--- START OF GIVEN TEXT ---

The text of the entry was: Did you know ... that SS El Sol was the first of four sister ships launched by Newport News Shipbuilding for the steamship line of the Southern Pacific Company?

GA Review[edit]

This review is transcluded from Talk:SS El Sol/GA1. The edit link for this section can be used to add comments to the review.

Hi! I will be reviewing this article for GA, and should have the full review up within a couple of hours. Dana boomer (talk) 19:14, 19 August 2008 (UTC)[reply]

GA review (see here for criteria)
  1. It is reasonably well written.
    a (prose): b (MoS):
    • In the lead, you say twice that the ship was built in 1910.
      • Removed the second.
    • In the first paragraph of the "World War I" section, you say "Typically, this meant". Why typically?
      • I have sources that indicate other ships were converted this way, but nothing specific about how this ship was converted. What would be a better way of phrasing it to convey that information?

--- END OF GIVEN TEXT ---

--- WRITTEN EXERCISE 1 ---
Summarize the SS El Sol review page in two sentences.
--- WRITTEN EXERCISE 2 ---
Continue the SS El Sol review page from the point at which it stops.

--- START OF MATERIAL PROVIDED ---

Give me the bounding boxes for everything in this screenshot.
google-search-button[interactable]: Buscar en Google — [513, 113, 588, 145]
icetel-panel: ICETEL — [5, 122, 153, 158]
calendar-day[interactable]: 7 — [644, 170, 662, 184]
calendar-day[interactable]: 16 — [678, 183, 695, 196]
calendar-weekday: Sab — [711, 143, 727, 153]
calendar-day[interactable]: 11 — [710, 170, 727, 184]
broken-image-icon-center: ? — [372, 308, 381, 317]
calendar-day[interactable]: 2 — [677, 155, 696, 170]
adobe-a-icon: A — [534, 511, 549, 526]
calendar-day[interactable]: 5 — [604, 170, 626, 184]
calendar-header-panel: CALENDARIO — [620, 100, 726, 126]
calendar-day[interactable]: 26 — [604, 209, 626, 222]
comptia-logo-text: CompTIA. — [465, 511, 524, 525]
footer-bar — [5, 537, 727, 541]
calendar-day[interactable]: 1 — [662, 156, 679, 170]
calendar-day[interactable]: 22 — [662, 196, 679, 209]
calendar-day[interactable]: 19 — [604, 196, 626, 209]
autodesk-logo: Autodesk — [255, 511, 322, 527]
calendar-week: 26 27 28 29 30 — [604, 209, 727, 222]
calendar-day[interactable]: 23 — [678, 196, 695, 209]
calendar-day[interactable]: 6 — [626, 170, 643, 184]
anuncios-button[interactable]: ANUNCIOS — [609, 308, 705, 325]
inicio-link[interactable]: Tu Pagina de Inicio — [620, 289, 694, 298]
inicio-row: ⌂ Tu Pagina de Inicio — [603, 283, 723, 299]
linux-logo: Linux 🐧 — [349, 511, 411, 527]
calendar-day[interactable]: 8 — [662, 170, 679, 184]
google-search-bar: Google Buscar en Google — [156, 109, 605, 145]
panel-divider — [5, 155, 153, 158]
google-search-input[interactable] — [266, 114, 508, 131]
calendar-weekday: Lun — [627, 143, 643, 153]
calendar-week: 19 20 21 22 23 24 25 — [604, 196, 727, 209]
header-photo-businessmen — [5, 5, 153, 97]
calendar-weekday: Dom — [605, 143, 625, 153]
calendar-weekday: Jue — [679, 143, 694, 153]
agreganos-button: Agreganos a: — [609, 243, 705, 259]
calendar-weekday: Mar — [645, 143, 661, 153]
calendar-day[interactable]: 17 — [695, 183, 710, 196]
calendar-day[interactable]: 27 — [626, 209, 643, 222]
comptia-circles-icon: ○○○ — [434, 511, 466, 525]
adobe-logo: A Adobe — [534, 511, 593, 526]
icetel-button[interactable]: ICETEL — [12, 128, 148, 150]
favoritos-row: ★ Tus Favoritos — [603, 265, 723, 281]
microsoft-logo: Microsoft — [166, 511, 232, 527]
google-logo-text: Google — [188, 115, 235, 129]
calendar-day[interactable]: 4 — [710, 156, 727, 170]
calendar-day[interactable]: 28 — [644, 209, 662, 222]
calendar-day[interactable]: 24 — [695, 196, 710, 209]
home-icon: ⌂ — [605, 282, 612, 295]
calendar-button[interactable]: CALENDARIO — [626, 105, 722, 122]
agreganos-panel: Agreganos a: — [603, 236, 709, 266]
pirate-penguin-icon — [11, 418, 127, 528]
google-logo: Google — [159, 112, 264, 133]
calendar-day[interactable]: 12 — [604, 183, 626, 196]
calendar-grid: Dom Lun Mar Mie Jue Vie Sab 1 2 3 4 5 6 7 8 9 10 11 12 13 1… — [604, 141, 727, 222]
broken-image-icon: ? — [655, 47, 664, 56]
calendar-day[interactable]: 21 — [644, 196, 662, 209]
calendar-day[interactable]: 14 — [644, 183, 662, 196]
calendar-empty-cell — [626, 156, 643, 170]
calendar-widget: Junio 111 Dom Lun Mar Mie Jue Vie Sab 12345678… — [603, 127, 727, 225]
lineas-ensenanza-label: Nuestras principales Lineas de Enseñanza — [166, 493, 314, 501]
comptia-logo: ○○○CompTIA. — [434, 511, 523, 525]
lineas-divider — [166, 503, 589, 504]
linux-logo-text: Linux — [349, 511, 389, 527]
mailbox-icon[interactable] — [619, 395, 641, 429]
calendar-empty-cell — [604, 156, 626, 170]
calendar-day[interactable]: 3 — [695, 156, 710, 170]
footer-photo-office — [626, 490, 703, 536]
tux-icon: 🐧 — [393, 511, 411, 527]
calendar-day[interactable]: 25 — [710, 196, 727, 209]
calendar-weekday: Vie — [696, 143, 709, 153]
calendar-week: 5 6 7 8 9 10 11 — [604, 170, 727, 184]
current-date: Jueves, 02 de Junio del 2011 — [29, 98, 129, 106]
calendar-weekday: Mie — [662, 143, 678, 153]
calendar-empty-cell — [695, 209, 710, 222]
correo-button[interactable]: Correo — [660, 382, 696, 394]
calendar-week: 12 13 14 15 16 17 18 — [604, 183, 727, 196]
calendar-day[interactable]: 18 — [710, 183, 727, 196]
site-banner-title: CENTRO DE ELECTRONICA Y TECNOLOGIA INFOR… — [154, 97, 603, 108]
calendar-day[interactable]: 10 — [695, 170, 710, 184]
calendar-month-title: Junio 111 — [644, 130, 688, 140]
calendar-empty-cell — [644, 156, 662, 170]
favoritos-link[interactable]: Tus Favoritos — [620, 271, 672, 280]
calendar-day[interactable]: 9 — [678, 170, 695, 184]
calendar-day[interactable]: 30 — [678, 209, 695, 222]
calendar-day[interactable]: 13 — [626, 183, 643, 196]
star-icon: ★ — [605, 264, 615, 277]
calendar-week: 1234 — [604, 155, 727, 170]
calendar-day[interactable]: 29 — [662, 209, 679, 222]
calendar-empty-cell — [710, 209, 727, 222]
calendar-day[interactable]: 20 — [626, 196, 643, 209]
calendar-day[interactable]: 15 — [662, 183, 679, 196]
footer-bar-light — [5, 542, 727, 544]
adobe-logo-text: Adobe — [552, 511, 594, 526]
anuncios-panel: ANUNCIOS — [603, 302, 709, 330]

--- END OF MATERIAL PROVIDED ---

--- TASK RESPONSE 1 ---
The page records an entry stating that SS El Sol was the first of four sister ships launched by Newport News Shipbuilding for the Southern Pacific Company's steamship line, followed by a Good Article review that Dana boomer began on 19 August 2008. The review notes that the lead gives the 1910 build date twice, a duplicate that was then removed, and it questions the word "typically" in the "World War I" section, to which the response explains that sources describe other ships being converted this way but say nothing specific about this one, and it asks for better phrasing.

--- TASK RESPONSE 2 ---
        • Hmmm... How about something along the lines of "Although there is no information about the specific conversion of the El Sol, for other ships this typically meant..."?
          • Sounds good. I've changed it.
    • In the lead, you say that "The ship's cargo was salvaged" (making it sound like it was all salvaged), but in the "Postwar civilian service" section you say that only about 35% of the cargo was salvaged. Could you please clarify the lead?
      • From the source, the salvage operation was clearly ongoing and only 35% had been salvaged as of that date. I added that it was a portion of the cargo in the lead. Do you think it need further clarification?
        • No, this is good. It was just that the lead made it sound like all of the cargo had been salvaged, while the body was saying that only a third had been...it just didn't really match up. It works now.
    • In the "Postwar civilian service" section you say that "The hulk of El Sol was scrapped at a later date.". Do you know what this date was? Even approximately?
      • I checked the source and it said "in collision and scrapped 1927", so I added that it was scrapped later in 1927.
  2. It is factually accurate and verifiable.
    a (references): b (citations to reliable sources): c (OR):
  3. It is broad in its coverage.
    a (major aspects): b (focused):
  4. It follows the neutral point of view policy.
    Fair representation without bias:
  5. It is stable.
    No edit wars etc.:
  6. It is illustrated by images, where possible and appropriate.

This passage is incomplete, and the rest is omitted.